# [Required work]
List all lines in the material below that contain "DEMO".

***

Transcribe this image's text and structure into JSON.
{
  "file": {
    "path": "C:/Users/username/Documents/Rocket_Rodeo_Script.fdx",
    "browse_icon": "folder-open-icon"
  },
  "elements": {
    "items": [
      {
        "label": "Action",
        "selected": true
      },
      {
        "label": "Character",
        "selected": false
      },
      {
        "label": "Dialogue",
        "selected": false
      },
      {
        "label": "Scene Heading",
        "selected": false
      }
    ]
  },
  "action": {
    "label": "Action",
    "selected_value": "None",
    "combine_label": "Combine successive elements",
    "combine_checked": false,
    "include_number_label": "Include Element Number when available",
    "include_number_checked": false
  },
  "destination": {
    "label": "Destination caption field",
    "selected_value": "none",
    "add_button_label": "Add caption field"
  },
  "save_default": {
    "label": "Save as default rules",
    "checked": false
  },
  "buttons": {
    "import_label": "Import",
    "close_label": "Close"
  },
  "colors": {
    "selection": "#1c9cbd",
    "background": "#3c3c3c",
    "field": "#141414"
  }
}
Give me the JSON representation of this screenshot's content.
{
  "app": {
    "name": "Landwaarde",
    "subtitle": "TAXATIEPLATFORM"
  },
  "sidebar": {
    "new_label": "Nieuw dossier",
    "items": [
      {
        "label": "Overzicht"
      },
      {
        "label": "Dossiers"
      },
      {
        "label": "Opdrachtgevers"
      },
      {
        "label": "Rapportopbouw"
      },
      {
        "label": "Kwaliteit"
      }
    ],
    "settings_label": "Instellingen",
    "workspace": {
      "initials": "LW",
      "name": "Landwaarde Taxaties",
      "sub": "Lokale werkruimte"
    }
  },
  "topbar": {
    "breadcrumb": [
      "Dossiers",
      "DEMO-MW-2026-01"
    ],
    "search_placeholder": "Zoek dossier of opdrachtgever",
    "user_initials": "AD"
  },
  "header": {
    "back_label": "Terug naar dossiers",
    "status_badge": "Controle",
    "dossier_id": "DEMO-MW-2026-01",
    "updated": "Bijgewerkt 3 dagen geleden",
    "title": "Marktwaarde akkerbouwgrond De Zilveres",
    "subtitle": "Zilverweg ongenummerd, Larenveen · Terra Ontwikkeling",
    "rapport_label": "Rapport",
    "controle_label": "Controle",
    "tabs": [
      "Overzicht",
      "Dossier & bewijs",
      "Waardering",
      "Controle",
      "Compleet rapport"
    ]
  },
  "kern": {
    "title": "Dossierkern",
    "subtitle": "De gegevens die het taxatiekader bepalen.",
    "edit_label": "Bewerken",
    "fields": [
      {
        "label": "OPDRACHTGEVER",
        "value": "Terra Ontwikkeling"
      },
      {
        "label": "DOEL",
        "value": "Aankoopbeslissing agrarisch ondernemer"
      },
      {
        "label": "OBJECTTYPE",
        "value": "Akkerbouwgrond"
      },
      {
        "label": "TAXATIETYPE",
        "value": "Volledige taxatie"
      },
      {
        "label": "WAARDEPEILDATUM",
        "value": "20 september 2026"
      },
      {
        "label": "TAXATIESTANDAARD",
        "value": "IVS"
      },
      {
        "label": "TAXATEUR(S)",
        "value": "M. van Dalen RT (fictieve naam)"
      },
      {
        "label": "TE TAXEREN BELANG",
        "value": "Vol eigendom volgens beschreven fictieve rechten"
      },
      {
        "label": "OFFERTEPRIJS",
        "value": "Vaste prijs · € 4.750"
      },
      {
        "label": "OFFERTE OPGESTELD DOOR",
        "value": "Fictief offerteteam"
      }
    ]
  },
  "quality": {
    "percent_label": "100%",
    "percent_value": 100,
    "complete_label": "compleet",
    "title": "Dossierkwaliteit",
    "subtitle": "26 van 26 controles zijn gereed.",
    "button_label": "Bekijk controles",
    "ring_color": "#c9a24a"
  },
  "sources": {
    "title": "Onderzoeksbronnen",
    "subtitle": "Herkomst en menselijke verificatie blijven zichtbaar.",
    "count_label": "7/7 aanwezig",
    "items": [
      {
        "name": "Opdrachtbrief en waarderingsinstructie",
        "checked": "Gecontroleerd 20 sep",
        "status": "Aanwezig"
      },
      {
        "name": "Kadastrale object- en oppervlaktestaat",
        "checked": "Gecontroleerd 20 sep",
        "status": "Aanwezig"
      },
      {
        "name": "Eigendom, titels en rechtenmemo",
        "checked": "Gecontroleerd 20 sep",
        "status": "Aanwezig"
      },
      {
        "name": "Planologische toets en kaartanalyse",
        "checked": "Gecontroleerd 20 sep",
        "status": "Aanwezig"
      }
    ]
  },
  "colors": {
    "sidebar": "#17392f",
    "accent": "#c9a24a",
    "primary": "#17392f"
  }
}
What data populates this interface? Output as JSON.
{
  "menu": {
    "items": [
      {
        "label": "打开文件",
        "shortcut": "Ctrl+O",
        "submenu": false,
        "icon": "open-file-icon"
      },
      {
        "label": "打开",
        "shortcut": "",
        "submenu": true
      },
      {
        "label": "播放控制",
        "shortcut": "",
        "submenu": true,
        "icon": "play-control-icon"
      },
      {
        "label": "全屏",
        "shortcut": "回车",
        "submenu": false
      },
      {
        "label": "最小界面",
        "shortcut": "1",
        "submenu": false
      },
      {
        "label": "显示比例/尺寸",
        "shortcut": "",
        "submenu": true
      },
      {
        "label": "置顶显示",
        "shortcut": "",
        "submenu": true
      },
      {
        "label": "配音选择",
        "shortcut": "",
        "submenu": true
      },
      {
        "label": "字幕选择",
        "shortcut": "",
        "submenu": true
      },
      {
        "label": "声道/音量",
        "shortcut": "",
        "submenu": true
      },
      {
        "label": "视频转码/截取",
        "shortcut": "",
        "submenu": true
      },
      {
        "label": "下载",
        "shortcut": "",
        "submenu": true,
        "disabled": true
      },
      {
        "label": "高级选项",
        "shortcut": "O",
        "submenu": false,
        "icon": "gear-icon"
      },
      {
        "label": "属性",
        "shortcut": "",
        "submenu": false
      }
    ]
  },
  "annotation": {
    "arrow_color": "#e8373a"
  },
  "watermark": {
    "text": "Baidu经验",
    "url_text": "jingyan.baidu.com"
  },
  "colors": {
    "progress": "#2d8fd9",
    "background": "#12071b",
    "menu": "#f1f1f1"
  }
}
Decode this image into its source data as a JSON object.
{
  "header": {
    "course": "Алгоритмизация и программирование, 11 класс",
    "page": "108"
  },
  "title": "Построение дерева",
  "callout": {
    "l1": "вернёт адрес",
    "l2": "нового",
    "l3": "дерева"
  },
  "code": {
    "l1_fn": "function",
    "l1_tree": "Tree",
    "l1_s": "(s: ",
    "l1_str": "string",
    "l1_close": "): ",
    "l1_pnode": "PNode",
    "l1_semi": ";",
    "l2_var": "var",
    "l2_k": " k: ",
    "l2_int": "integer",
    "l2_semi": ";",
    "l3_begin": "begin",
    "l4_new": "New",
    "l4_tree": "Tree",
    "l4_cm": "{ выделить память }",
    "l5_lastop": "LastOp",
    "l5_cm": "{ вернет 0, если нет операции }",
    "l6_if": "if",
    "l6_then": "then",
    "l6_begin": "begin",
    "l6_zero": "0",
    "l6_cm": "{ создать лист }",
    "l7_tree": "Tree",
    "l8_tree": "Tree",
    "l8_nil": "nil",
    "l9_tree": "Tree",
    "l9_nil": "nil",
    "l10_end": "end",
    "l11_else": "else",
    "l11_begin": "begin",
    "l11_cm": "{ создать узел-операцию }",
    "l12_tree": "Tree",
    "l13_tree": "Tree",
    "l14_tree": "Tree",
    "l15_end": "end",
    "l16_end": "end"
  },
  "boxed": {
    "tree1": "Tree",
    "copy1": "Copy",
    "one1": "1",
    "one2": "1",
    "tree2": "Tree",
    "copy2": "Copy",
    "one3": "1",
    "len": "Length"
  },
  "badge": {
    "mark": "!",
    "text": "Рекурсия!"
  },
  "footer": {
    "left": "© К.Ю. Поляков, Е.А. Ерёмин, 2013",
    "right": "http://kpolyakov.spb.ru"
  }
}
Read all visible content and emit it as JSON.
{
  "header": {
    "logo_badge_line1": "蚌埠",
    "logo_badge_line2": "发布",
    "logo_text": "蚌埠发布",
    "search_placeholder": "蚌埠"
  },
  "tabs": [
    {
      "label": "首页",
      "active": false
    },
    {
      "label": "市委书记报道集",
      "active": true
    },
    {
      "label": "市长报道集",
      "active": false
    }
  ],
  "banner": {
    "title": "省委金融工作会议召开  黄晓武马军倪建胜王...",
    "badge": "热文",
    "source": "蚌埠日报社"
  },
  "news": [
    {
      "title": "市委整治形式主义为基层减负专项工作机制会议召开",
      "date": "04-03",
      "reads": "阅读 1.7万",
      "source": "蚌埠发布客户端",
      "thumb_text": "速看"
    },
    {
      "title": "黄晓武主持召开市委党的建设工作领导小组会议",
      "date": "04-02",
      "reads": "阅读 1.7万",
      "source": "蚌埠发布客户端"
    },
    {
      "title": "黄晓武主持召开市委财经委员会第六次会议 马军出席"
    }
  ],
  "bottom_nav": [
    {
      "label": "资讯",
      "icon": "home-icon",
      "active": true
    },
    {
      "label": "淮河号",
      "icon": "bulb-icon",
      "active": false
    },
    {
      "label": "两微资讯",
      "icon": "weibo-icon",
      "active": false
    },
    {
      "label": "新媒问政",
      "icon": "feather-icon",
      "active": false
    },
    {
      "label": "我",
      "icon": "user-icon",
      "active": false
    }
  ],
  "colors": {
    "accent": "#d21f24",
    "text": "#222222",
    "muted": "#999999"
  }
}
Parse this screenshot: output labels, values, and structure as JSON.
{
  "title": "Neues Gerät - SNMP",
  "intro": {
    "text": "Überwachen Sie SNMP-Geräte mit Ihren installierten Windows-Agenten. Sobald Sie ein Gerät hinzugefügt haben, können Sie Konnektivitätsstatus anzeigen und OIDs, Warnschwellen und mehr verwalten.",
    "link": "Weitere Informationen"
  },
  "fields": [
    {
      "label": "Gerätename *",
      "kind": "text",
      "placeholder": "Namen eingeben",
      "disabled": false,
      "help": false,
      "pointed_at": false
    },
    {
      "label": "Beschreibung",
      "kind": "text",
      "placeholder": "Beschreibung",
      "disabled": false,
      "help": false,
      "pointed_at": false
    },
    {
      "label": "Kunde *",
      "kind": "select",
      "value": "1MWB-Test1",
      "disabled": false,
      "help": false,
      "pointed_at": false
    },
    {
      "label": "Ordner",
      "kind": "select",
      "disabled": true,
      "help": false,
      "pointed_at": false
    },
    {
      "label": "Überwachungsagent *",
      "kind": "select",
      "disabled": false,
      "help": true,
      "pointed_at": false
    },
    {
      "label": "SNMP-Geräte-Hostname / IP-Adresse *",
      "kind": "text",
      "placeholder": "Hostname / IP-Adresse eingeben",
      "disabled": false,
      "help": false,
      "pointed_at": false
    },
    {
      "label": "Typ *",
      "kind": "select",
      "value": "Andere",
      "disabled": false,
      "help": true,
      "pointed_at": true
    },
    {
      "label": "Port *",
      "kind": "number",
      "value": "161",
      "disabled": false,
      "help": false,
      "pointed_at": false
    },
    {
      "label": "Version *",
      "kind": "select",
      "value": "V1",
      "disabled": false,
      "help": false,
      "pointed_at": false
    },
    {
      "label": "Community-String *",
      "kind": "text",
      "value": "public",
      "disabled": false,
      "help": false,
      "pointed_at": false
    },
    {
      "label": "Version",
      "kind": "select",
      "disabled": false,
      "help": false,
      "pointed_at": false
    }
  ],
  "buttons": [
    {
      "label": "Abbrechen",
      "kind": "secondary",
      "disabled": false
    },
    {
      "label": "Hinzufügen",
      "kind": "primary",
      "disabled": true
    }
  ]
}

***

# [Output of the task]
      "DEMO-MW-2026-01"
    "dossier_id": "DEMO-MW-2026-01",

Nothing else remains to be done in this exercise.